Each line that holds the string "disk" counts once; say how many such lines there are and add nothing.

(Records for processing)
----
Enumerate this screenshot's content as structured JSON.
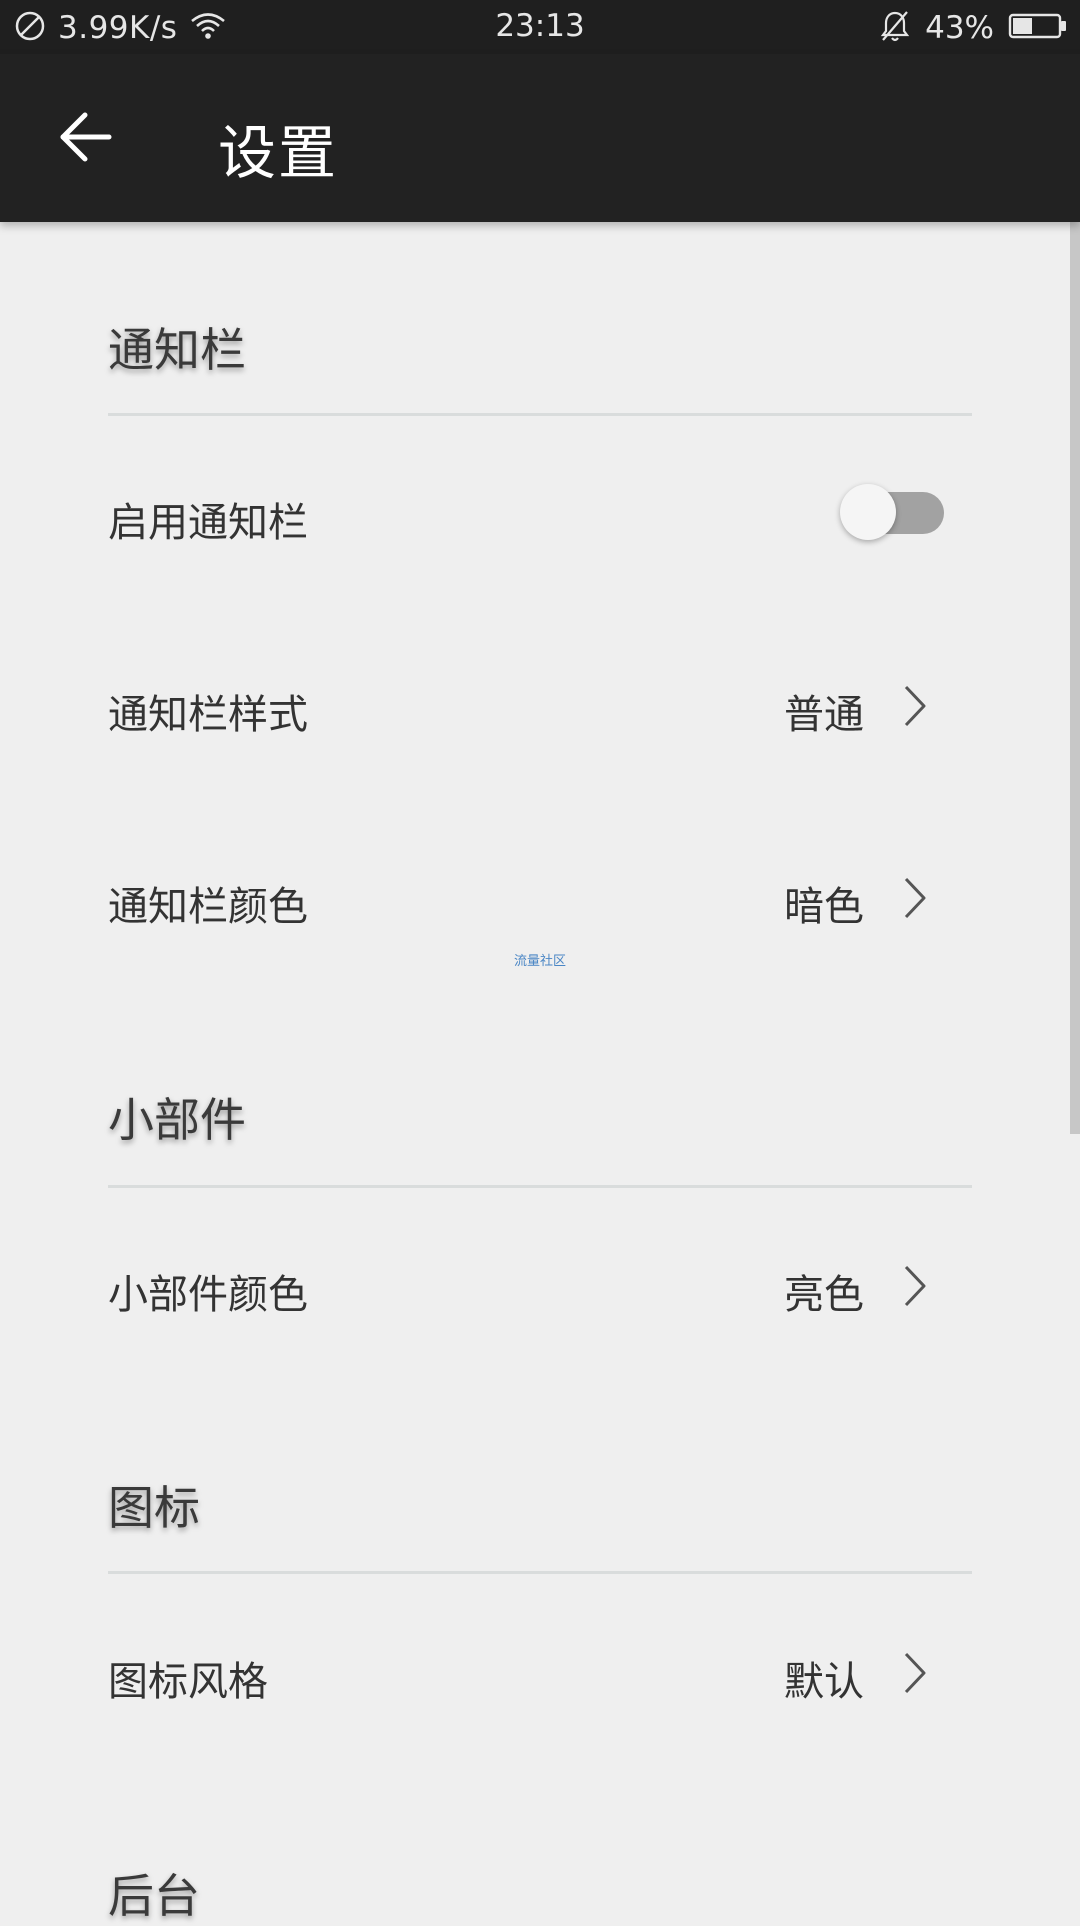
{
  "status_bar": {
    "speed": "3.99K/s",
    "time": "23:13",
    "battery_percent": "43%",
    "battery_level": 0.43,
    "icons": [
      "no-sim-icon",
      "wifi-icon",
      "bell-off-icon",
      "battery-icon"
    ]
  },
  "app_bar": {
    "title": "设置",
    "back_icon": "arrow-left-icon"
  },
  "sections": {
    "notification": {
      "title": "通知栏",
      "enable_label": "启用通知栏",
      "enable_on": false,
      "style_label": "通知栏样式",
      "style_value": "普通",
      "color_label": "通知栏颜色",
      "color_value": "暗色"
    },
    "widget": {
      "title": "小部件",
      "color_label": "小部件颜色",
      "color_value": "亮色"
    },
    "icon": {
      "title": "图标",
      "style_label": "图标风格",
      "style_value": "默认"
    },
    "background": {
      "title": "后台"
    }
  },
  "watermark": "流量社区",
  "colors": {
    "status_bar_bg": "#1f1f1f",
    "app_bar_bg": "#222222",
    "page_bg": "#efefef",
    "toggle_track": "#a2a2a2",
    "watermark": "#4a86c5"
  }
}
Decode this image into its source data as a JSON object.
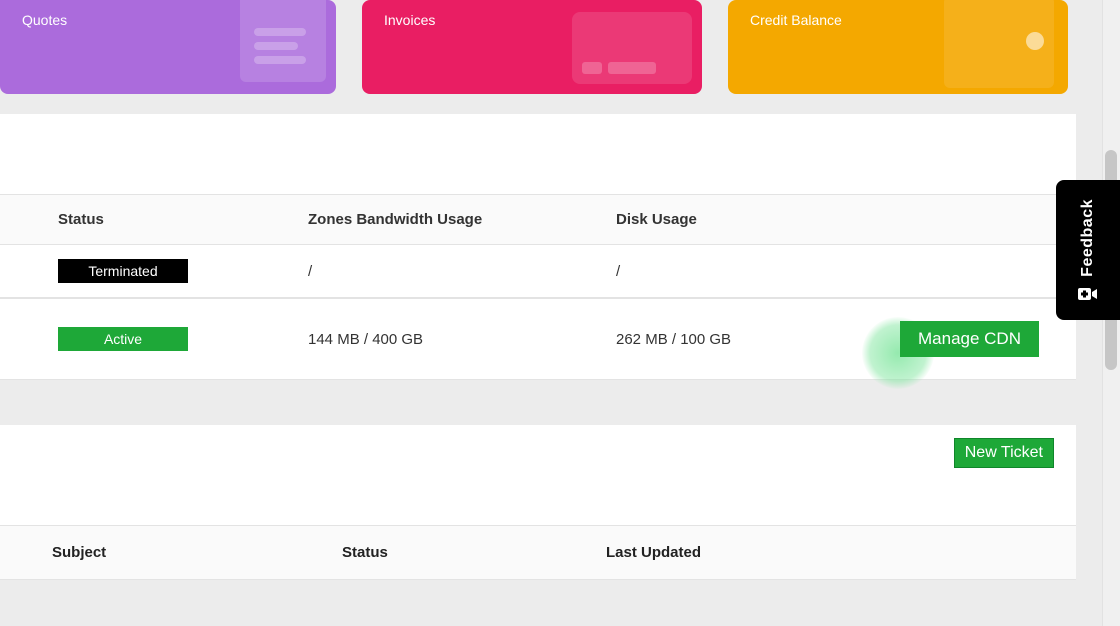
{
  "cards": {
    "quotes": {
      "label": "Quotes"
    },
    "invoices": {
      "label": "Invoices"
    },
    "credit": {
      "label": "Credit Balance"
    }
  },
  "usage_table": {
    "headers": {
      "status": "Status",
      "zones": "Zones Bandwidth Usage",
      "disk": "Disk Usage"
    },
    "rows": [
      {
        "status_label": "Terminated",
        "status_class": "terminated",
        "zones": "/",
        "disk": "/"
      },
      {
        "status_label": "Active",
        "status_class": "active",
        "zones": "144 MB / 400 GB",
        "disk": "262 MB / 100 GB",
        "action_label": "Manage CDN"
      }
    ]
  },
  "tickets": {
    "new_ticket_label": "New Ticket",
    "headers": {
      "subject": "Subject",
      "status": "Status",
      "last_updated": "Last Updated"
    }
  },
  "feedback": {
    "label": "Feedback"
  }
}
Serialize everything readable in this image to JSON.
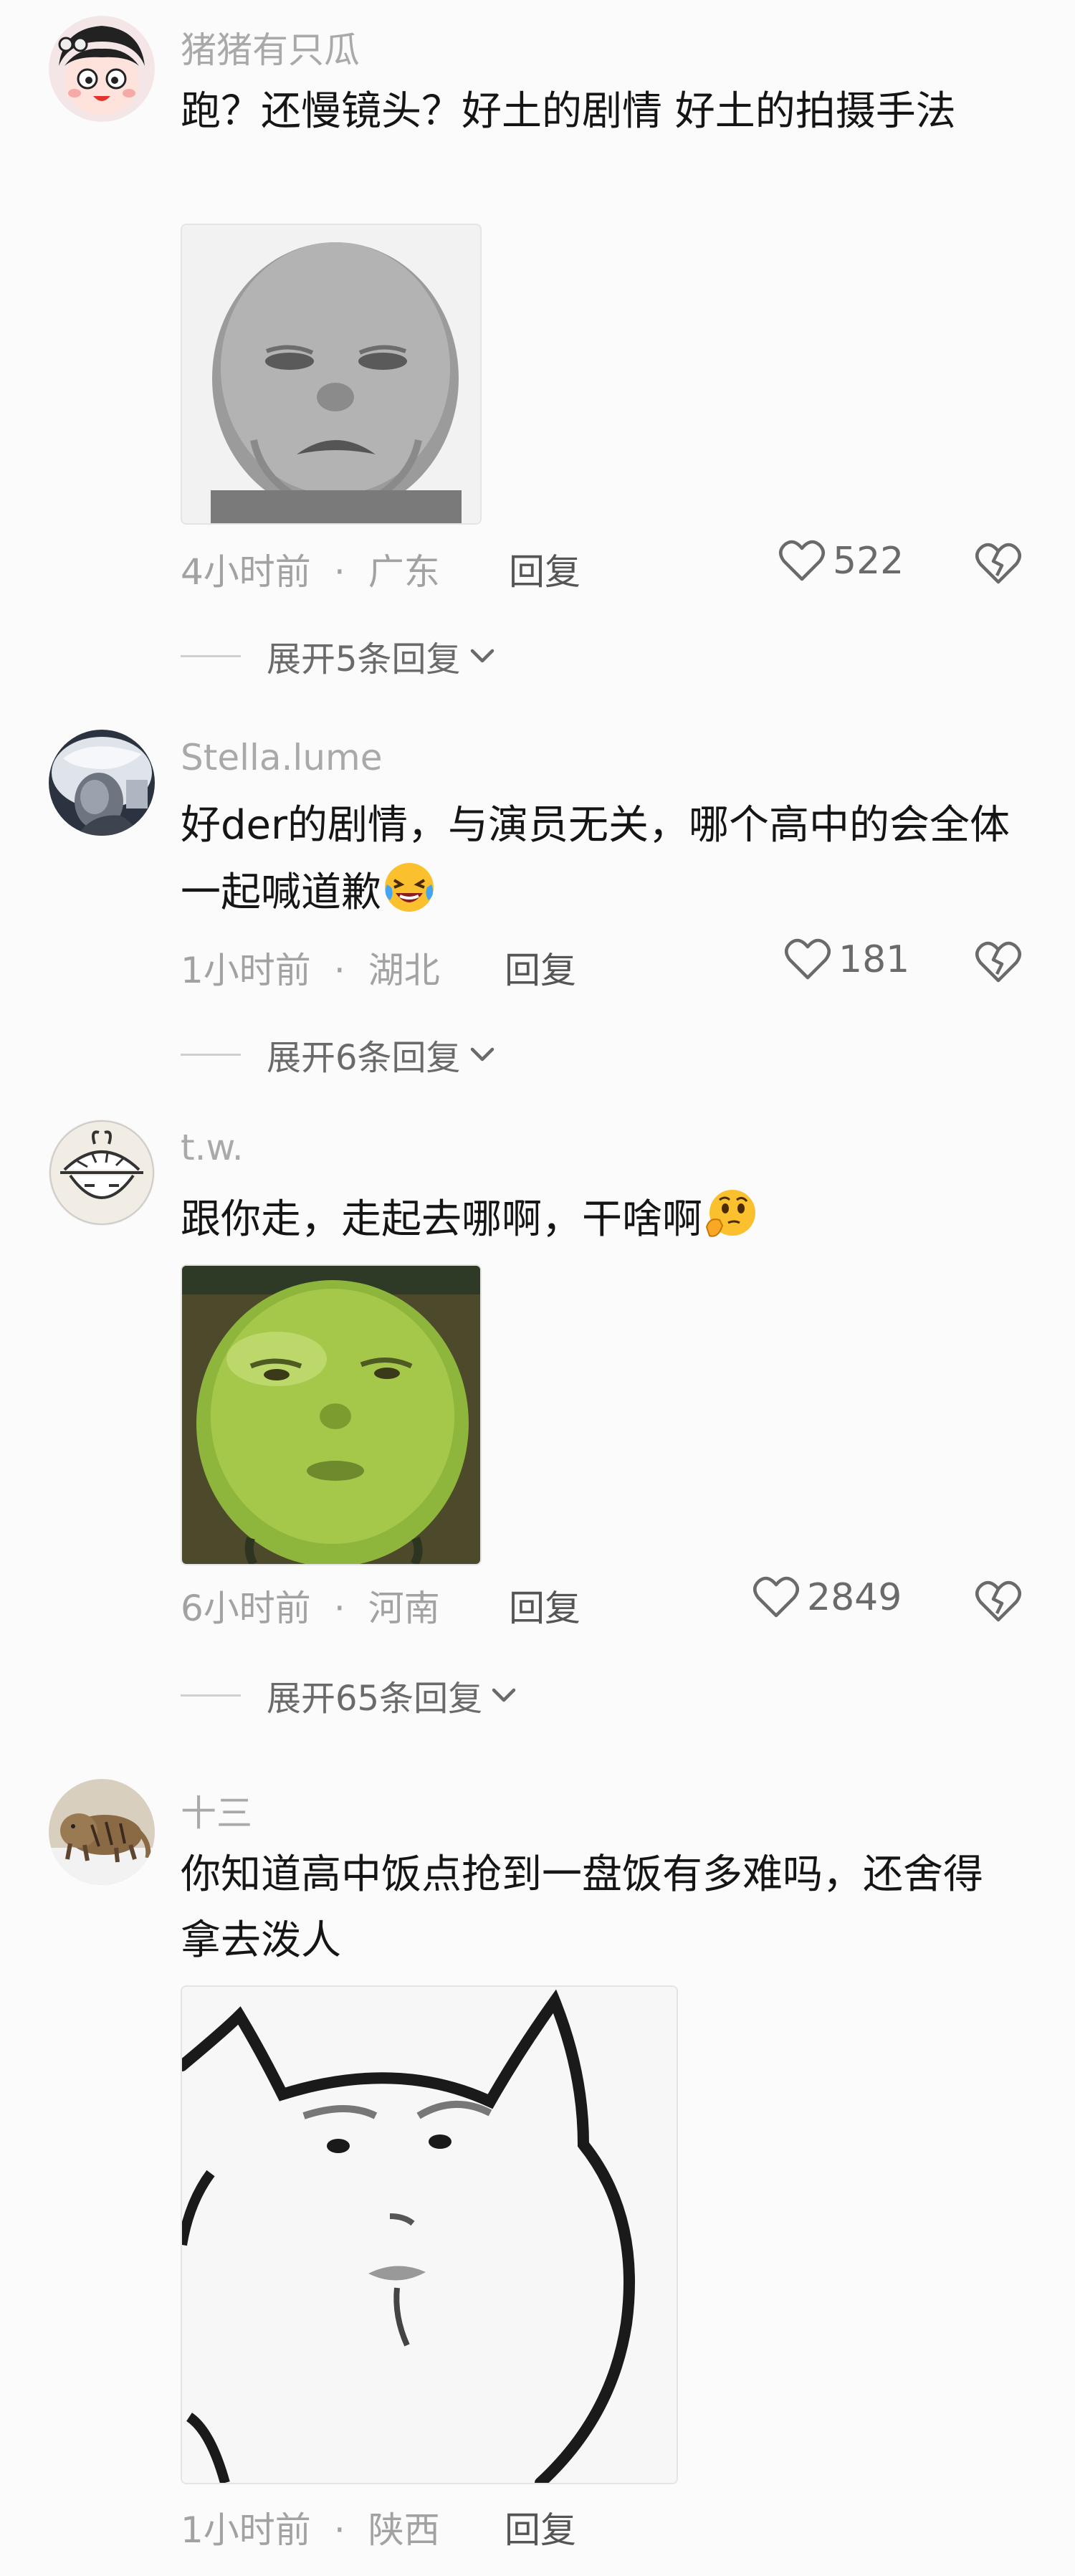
{
  "comments": [
    {
      "username": "猪猪有只瓜",
      "text": "跑？还慢镜头？好土的剧情 好土的拍摄手法",
      "time": "4小时前",
      "location": "广东",
      "reply_label": "回复",
      "likes": "522",
      "expand_label": "展开5条回复"
    },
    {
      "username": "Stella.lume",
      "text": "好der的剧情，与演员无关，哪个高中的会全体一起喊道歉",
      "time": "1小时前",
      "location": "湖北",
      "reply_label": "回复",
      "likes": "181",
      "expand_label": "展开6条回复"
    },
    {
      "username": "t.w.",
      "text": "跟你走，走起去哪啊，干啥啊",
      "time": "6小时前",
      "location": "河南",
      "reply_label": "回复",
      "likes": "2849",
      "expand_label": "展开65条回复"
    },
    {
      "username": "十三",
      "text": "你知道高中饭点抢到一盘饭有多难吗，还舍得拿去泼人",
      "time": "1小时前",
      "location": "陕西",
      "reply_label": "回复"
    }
  ],
  "icons": {
    "like": "heart-outline-icon",
    "dislike": "broken-heart-icon",
    "expand": "chevron-down-icon"
  },
  "colors": {
    "background": "#fbfbfb",
    "username": "#a9a9a9",
    "meta": "#a2a2a2"
  }
}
----
(Answer for this exercise)
3